*Dataset extract*.
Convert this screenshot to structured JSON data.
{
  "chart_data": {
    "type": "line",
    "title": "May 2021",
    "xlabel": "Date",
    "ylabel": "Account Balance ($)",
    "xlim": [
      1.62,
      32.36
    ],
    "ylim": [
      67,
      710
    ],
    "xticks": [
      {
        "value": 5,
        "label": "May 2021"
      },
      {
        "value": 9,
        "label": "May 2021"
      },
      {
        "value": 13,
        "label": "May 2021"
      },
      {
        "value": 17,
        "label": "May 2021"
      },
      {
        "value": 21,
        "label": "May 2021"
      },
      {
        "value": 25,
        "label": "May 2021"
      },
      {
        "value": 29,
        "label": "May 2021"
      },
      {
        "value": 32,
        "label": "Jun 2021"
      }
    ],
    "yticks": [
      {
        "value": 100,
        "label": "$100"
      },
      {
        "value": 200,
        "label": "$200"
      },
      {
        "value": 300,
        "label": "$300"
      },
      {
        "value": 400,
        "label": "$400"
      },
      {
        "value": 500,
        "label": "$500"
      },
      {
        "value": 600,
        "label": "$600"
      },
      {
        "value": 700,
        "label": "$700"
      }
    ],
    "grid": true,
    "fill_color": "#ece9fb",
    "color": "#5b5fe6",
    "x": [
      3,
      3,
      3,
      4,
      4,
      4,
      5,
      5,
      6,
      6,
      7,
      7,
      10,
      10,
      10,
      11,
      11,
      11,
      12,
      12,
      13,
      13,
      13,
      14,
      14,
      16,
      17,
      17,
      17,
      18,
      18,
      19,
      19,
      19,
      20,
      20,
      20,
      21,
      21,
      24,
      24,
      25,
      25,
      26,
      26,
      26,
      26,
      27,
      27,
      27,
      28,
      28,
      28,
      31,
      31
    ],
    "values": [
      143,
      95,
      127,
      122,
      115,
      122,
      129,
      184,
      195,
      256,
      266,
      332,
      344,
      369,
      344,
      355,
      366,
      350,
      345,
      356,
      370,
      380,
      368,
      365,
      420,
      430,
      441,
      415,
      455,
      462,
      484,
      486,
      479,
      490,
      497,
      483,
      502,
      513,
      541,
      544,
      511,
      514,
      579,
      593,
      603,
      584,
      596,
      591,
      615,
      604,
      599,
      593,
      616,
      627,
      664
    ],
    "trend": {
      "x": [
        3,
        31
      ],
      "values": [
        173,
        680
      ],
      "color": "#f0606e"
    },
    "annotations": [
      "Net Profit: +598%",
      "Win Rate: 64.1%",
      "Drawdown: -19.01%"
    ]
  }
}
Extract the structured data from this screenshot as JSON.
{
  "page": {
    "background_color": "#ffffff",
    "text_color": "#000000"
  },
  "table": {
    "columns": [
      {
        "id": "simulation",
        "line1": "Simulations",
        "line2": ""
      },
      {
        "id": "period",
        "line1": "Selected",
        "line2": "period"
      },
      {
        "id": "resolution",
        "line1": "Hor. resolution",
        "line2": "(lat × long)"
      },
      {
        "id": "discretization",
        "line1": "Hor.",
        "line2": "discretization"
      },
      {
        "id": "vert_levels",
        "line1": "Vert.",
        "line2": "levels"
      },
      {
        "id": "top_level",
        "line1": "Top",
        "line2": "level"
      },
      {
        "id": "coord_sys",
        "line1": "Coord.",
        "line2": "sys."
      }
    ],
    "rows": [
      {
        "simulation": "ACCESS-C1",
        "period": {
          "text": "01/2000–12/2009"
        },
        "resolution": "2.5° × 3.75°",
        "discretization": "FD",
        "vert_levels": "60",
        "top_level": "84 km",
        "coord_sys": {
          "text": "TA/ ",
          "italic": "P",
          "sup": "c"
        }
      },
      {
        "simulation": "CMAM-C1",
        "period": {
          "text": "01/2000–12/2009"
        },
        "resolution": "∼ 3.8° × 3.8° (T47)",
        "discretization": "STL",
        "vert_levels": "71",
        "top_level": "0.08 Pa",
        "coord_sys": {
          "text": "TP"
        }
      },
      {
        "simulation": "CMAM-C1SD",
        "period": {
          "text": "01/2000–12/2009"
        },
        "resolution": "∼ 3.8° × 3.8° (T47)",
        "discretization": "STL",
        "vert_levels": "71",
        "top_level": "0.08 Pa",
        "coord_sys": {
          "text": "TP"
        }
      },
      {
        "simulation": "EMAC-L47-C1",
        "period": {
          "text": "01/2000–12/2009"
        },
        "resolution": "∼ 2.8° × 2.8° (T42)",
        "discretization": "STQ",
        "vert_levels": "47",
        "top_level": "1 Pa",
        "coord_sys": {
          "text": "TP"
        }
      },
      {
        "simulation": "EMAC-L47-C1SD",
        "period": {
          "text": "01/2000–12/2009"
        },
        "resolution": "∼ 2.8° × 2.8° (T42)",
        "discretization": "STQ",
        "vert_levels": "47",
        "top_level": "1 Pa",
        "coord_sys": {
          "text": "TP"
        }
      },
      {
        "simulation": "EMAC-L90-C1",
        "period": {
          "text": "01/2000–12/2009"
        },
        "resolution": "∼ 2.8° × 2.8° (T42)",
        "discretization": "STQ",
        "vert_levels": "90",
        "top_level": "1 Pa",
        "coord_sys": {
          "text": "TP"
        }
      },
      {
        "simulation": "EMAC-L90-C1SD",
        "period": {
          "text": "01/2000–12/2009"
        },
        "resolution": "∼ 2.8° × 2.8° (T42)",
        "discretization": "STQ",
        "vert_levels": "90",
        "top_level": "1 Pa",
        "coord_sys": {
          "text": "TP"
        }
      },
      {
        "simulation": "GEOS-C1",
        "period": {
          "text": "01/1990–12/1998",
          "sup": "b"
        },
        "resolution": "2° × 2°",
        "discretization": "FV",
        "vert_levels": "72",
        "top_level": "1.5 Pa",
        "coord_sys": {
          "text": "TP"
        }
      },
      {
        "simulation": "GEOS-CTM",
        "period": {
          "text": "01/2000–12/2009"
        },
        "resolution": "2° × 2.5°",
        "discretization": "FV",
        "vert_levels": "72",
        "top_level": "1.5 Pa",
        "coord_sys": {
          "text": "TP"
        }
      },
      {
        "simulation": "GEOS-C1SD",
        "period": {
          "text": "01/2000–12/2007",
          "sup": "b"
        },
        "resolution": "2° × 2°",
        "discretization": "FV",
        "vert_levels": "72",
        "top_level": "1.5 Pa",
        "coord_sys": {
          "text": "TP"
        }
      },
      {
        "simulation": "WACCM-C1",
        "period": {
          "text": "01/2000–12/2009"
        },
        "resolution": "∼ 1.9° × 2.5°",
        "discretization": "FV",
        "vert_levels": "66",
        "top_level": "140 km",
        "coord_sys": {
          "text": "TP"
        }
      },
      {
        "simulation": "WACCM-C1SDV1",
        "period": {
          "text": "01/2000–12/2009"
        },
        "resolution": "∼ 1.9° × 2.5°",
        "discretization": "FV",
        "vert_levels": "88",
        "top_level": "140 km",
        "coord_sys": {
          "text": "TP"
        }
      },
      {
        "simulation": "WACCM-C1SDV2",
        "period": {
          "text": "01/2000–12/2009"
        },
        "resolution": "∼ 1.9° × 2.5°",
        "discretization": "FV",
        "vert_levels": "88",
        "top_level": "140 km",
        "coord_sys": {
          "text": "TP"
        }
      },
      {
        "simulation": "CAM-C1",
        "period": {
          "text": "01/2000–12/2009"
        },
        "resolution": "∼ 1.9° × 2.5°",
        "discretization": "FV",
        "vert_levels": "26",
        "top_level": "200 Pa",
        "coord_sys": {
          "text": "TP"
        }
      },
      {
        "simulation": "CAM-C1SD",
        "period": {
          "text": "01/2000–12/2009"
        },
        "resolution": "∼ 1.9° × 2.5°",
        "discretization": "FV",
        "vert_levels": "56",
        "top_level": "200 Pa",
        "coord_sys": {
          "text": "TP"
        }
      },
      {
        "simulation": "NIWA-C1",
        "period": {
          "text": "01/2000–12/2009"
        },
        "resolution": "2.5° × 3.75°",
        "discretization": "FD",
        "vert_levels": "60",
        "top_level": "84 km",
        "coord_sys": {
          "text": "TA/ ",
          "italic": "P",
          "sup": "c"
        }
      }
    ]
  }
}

*What you should do*.
Gather every line containing the word "WACCM" and copy it.

*Exercise output*.
        "simulation": "WACCM-C1",
        "simulation": "WACCM-C1SDV1",
        "simulation": "WACCM-C1SDV2",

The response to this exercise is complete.